__Required work__: Give all of the lines again, with nothing added or dropped.

___

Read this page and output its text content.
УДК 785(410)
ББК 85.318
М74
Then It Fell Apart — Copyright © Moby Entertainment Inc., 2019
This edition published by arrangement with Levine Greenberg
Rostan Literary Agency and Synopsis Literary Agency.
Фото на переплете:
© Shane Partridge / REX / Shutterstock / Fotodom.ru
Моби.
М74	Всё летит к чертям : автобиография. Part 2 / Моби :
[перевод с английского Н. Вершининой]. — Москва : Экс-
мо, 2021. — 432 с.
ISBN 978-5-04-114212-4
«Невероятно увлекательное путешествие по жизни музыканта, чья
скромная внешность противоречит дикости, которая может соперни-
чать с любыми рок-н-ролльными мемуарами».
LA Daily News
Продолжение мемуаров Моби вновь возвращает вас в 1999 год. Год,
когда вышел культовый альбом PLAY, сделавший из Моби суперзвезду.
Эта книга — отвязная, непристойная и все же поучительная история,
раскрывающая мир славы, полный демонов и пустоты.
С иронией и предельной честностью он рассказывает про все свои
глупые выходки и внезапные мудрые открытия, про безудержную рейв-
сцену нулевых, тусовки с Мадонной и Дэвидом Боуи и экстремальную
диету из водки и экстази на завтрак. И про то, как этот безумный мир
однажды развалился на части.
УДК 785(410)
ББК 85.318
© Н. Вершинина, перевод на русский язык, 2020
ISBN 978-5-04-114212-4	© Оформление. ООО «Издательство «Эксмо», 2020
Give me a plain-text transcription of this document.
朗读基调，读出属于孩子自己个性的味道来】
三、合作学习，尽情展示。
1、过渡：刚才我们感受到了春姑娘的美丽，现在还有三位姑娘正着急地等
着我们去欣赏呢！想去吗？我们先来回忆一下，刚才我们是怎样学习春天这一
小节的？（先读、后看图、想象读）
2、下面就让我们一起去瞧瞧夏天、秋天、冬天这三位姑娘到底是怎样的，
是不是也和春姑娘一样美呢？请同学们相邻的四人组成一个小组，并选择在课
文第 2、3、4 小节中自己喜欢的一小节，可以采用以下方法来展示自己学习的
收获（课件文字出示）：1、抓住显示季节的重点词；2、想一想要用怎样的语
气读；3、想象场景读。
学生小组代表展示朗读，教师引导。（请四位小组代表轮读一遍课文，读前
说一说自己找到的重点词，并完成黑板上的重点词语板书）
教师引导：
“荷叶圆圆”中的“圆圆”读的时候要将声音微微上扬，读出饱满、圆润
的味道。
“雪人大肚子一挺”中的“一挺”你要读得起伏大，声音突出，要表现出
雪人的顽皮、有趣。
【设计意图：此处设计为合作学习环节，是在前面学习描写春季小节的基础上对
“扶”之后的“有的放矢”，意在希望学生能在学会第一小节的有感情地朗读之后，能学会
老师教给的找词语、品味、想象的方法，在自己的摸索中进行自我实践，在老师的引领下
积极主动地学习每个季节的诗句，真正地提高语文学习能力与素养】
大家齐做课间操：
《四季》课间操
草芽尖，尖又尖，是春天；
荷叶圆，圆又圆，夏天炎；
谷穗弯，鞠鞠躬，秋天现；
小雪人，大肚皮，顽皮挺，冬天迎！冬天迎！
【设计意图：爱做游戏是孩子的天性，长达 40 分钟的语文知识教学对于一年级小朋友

___

__Result for this task__:
Read this page and output its text content.
УДК 785(410)
ББК 85.318
М74
Then It Fell Apart — Copyright © Moby Entertainment Inc., 2019
This edition published by arrangement with Levine Greenberg
Rostan Literary Agency and Synopsis Literary Agency.
Фото на переплете:
© Shane Partridge / REX / Shutterstock / Fotodom.ru
Моби.
М74	Всё летит к чертям : автобиография. Part 2 / Моби :
[перевод с английского Н. Вершининой]. — Москва : Экс-
мо, 2021. — 432 с.
ISBN 978-5-04-114212-4
«Невероятно увлекательное путешествие по жизни музыканта, чья
скромная внешность противоречит дикости, которая может соперни-
чать с любыми рок-н-ролльными мемуарами».
LA Daily News
Продолжение мемуаров Моби вновь возвращает вас в 1999 год. Год,
когда вышел культовый альбом PLAY, сделавший из Моби суперзвезду.
Эта книга — отвязная, непристойная и все же поучительная история,
раскрывающая мир славы, полный демонов и пустоты.
С иронией и предельной честностью он рассказывает про все свои
глупые выходки и внезапные мудрые открытия, про безудержную рейв-
сцену нулевых, тусовки с Мадонной и Дэвидом Боуи и экстремальную
диету из водки и экстази на завтрак. И про то, как этот безумный мир
однажды развалился на части.
УДК 785(410)
ББК 85.318
© Н. Вершинина, перевод на русский язык, 2020
ISBN 978-5-04-114212-4	© Оформление. ООО «Издательство «Эксмо», 2020
Give me a plain-text transcription of this document.
朗读基调，读出属于孩子自己个性的味道来】
三、合作学习，尽情展示。
1、过渡：刚才我们感受到了春姑娘的美丽，现在还有三位姑娘正着急地等
着我们去欣赏呢！想去吗？我们先来回忆一下，刚才我们是怎样学习春天这一
小节的？（先读、后看图、想象读）
2、下面就让我们一起去瞧瞧夏天、秋天、冬天这三位姑娘到底是怎样的，
是不是也和春姑娘一样美呢？请同学们相邻的四人组成一个小组，并选择在课
文第 2、3、4 小节中自己喜欢的一小节，可以采用以下方法来展示自己学习的
收获（课件文字出示）：1、抓住显示季节的重点词；2、想一想要用怎样的语
气读；3、想象场景读。
学生小组代表展示朗读，教师引导。（请四位小组代表轮读一遍课文，读前
说一说自己找到的重点词，并完成黑板上的重点词语板书）
教师引导：
“荷叶圆圆”中的“圆圆”读的时候要将声音微微上扬，读出饱满、圆润
的味道。
“雪人大肚子一挺”中的“一挺”你要读得起伏大，声音突出，要表现出
雪人的顽皮、有趣。
【设计意图：此处设计为合作学习环节，是在前面学习描写春季小节的基础上对
“扶”之后的“有的放矢”，意在希望学生能在学会第一小节的有感情地朗读之后，能学会
老师教给的找词语、品味、想象的方法，在自己的摸索中进行自我实践，在老师的引领下
积极主动地学习每个季节的诗句，真正地提高语文学习能力与素养】
大家齐做课间操：
《四季》课间操
草芽尖，尖又尖，是春天；
荷叶圆，圆又圆，夏天炎；
谷穗弯，鞠鞠躬，秋天现；
小雪人，大肚皮，顽皮挺，冬天迎！冬天迎！
【设计意图：爱做游戏是孩子的天性，长达 40 分钟的语文知识教学对于一年级小朋友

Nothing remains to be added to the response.